Stored records:
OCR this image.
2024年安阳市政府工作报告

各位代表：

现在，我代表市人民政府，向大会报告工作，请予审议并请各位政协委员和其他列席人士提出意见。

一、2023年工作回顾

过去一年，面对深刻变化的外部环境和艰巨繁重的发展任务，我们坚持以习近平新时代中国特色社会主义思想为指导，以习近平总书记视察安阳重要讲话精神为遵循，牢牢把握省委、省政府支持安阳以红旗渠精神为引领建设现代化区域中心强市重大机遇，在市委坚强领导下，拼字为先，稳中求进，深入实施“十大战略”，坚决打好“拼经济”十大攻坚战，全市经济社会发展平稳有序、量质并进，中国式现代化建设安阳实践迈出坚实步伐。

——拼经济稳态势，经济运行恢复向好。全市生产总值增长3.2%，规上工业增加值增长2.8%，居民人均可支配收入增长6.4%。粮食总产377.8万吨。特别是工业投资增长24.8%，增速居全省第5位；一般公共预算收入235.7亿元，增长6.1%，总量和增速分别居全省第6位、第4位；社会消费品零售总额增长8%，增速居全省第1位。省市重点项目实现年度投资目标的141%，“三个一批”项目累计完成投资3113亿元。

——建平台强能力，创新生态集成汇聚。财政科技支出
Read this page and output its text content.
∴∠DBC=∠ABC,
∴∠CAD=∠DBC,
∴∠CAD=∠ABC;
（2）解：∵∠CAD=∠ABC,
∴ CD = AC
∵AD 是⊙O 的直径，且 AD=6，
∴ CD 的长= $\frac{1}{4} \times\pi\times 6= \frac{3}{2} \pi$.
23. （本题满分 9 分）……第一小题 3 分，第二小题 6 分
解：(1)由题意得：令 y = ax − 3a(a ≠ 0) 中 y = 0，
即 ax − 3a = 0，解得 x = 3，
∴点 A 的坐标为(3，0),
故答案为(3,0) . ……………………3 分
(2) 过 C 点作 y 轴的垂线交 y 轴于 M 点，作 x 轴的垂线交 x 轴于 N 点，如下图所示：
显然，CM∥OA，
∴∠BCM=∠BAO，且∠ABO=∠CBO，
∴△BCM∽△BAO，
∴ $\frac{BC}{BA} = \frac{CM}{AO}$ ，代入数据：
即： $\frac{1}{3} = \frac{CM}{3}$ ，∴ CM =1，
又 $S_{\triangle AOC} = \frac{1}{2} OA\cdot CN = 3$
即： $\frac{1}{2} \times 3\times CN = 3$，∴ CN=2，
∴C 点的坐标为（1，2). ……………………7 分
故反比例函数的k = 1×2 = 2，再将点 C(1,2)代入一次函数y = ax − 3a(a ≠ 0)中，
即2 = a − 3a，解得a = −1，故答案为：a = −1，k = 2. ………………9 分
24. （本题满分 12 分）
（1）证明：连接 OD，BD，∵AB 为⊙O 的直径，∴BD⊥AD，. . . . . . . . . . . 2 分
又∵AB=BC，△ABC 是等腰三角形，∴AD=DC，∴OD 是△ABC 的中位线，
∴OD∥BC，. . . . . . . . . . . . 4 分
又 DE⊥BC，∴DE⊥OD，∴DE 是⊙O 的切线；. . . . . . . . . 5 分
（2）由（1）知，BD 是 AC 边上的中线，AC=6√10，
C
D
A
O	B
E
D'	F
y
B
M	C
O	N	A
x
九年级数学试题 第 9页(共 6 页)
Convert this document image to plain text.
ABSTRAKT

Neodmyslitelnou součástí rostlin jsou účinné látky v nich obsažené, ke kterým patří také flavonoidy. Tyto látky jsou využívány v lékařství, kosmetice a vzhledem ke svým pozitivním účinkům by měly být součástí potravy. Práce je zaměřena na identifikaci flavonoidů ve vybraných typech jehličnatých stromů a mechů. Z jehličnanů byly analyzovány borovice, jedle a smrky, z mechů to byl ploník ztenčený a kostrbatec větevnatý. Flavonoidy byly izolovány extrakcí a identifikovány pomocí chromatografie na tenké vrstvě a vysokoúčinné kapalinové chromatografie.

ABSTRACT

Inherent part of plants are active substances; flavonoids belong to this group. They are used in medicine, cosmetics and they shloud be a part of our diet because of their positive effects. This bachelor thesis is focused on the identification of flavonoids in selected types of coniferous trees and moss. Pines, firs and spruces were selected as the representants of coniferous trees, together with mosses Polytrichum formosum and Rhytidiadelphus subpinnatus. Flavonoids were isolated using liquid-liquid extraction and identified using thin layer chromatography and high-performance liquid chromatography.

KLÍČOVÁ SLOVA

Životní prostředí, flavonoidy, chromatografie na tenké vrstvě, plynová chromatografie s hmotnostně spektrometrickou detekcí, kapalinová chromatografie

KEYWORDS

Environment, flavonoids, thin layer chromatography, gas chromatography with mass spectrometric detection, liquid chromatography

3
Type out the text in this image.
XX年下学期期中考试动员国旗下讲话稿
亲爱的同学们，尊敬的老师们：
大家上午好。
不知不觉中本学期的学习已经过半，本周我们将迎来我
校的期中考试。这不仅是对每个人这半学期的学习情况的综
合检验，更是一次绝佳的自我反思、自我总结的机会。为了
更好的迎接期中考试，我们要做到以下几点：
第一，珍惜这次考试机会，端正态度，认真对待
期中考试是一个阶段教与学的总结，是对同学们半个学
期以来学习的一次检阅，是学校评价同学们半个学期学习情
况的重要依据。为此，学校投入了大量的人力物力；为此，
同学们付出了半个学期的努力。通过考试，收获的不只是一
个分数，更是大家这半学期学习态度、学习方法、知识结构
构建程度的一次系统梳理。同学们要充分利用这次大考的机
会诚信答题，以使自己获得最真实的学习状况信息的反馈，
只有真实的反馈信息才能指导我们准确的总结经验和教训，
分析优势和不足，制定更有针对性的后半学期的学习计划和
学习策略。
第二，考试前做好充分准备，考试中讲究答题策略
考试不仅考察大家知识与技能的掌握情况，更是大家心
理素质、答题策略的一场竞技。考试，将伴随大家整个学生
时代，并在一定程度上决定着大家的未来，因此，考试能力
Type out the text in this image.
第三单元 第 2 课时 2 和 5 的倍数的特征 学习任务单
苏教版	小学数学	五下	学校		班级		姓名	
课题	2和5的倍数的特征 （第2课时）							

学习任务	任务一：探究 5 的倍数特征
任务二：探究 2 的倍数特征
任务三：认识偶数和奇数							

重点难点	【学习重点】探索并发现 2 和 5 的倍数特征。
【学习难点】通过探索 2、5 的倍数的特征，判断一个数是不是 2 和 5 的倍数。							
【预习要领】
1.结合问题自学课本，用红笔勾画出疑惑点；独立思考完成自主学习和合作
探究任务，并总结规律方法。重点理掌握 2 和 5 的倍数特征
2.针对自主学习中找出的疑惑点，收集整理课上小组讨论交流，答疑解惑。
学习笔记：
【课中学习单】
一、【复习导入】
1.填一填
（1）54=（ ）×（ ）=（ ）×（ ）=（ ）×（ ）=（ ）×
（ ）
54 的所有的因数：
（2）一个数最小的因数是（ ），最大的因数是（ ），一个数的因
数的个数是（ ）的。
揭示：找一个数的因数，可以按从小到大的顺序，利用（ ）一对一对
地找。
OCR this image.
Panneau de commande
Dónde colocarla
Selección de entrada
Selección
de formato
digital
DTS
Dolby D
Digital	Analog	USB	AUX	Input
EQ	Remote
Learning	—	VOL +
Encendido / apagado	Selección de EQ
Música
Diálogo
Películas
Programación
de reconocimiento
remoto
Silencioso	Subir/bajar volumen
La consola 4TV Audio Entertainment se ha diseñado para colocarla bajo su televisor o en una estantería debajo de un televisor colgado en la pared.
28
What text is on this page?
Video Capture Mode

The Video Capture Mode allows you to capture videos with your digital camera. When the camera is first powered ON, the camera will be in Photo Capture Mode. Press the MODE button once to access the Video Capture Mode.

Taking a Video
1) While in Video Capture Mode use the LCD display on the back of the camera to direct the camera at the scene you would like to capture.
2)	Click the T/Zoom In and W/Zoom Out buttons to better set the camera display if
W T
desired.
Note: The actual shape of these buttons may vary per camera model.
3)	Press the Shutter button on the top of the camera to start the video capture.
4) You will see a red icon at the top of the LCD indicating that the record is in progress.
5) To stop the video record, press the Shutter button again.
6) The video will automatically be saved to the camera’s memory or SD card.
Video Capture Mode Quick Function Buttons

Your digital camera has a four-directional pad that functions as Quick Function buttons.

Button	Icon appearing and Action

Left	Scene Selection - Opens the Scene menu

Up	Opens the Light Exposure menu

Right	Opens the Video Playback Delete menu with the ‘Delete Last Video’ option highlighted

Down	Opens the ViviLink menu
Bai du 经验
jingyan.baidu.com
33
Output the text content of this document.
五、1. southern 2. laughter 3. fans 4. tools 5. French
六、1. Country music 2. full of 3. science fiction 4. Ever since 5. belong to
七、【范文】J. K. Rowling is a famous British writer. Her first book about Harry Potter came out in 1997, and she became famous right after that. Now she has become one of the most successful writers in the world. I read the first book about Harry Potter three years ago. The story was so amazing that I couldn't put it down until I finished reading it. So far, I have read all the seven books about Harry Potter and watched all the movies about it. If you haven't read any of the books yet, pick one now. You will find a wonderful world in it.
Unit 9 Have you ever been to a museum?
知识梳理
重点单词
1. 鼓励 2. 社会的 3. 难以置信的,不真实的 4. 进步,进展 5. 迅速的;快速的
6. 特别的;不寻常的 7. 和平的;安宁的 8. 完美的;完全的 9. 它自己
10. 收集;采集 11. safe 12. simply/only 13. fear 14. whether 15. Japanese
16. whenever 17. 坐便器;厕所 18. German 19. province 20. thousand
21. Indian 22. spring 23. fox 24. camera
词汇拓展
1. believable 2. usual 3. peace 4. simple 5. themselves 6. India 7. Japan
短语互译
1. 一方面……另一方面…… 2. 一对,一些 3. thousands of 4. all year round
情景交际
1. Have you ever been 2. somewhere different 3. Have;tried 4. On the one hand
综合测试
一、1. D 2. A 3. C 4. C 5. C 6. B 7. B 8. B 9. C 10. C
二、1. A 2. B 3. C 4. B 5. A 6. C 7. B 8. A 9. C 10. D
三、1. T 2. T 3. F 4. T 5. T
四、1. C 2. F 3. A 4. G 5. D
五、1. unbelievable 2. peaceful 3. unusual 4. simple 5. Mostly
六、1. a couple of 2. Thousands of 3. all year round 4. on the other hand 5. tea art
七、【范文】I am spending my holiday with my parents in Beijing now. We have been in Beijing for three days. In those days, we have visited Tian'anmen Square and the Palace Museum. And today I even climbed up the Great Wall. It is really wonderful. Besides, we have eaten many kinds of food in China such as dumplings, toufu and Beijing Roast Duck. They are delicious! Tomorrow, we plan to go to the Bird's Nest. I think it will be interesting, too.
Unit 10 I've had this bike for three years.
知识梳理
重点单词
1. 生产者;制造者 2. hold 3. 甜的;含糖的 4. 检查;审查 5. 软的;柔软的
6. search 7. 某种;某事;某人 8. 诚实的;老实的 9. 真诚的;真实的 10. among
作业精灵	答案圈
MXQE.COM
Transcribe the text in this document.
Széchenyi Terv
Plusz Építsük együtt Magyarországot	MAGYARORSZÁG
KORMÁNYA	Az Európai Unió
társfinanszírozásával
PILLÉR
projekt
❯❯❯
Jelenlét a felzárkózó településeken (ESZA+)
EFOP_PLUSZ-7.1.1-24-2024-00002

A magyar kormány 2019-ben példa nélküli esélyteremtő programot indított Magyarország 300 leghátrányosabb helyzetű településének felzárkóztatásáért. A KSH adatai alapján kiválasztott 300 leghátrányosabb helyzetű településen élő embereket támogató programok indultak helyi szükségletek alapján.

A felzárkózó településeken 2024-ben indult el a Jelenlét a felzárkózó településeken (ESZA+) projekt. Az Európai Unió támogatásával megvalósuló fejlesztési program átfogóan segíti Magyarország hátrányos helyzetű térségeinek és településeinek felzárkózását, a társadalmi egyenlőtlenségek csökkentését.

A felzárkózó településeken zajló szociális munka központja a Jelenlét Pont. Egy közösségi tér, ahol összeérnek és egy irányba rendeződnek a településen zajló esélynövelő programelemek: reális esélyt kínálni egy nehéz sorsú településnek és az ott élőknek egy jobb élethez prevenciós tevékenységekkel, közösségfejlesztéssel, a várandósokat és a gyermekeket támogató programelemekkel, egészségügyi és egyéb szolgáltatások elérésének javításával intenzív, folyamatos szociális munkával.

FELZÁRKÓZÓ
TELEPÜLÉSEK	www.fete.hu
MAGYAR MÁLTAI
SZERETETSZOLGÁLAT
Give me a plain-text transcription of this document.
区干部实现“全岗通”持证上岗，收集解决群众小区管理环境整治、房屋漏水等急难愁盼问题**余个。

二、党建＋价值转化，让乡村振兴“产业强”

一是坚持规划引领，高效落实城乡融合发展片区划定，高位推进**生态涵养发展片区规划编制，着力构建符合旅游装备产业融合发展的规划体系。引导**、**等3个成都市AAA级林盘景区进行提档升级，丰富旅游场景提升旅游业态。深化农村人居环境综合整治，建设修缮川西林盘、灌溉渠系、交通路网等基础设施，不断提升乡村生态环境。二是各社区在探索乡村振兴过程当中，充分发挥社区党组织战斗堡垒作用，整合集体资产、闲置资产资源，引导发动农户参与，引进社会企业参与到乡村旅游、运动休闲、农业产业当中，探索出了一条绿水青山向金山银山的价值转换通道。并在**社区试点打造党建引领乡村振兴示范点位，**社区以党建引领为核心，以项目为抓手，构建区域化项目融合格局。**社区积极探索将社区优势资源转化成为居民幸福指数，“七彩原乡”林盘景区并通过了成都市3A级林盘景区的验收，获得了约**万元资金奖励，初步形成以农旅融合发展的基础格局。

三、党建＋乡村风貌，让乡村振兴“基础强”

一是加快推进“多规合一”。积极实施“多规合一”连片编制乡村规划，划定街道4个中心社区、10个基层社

Problem description – Repeat, with no changes, each line from the one with "Give me a plain-text" to the end of the listing, including both ends and nothing else.

Reply –
Give me a plain-text transcription of this document.
区干部实现“全岗通”持证上岗，收集解决群众小区管理环境整治、房屋漏水等急难愁盼问题**余个。

二、党建＋价值转化，让乡村振兴“产业强”

一是坚持规划引领，高效落实城乡融合发展片区划定，高位推进**生态涵养发展片区规划编制，着力构建符合旅游装备产业融合发展的规划体系。引导**、**等3个成都市AAA级林盘景区进行提档升级，丰富旅游场景提升旅游业态。深化农村人居环境综合整治，建设修缮川西林盘、灌溉渠系、交通路网等基础设施，不断提升乡村生态环境。二是各社区在探索乡村振兴过程当中，充分发挥社区党组织战斗堡垒作用，整合集体资产、闲置资产资源，引导发动农户参与，引进社会企业参与到乡村旅游、运动休闲、农业产业当中，探索出了一条绿水青山向金山银山的价值转换通道。并在**社区试点打造党建引领乡村振兴示范点位，**社区以党建引领为核心，以项目为抓手，构建区域化项目融合格局。**社区积极探索将社区优势资源转化成为居民幸福指数，“七彩原乡”林盘景区并通过了成都市3A级林盘景区的验收，获得了约**万元资金奖励，初步形成以农旅融合发展的基础格局。

三、党建＋乡村风貌，让乡村振兴“基础强”

一是加快推进“多规合一”。积极实施“多规合一”连片编制乡村规划，划定街道4个中心社区、10个基层社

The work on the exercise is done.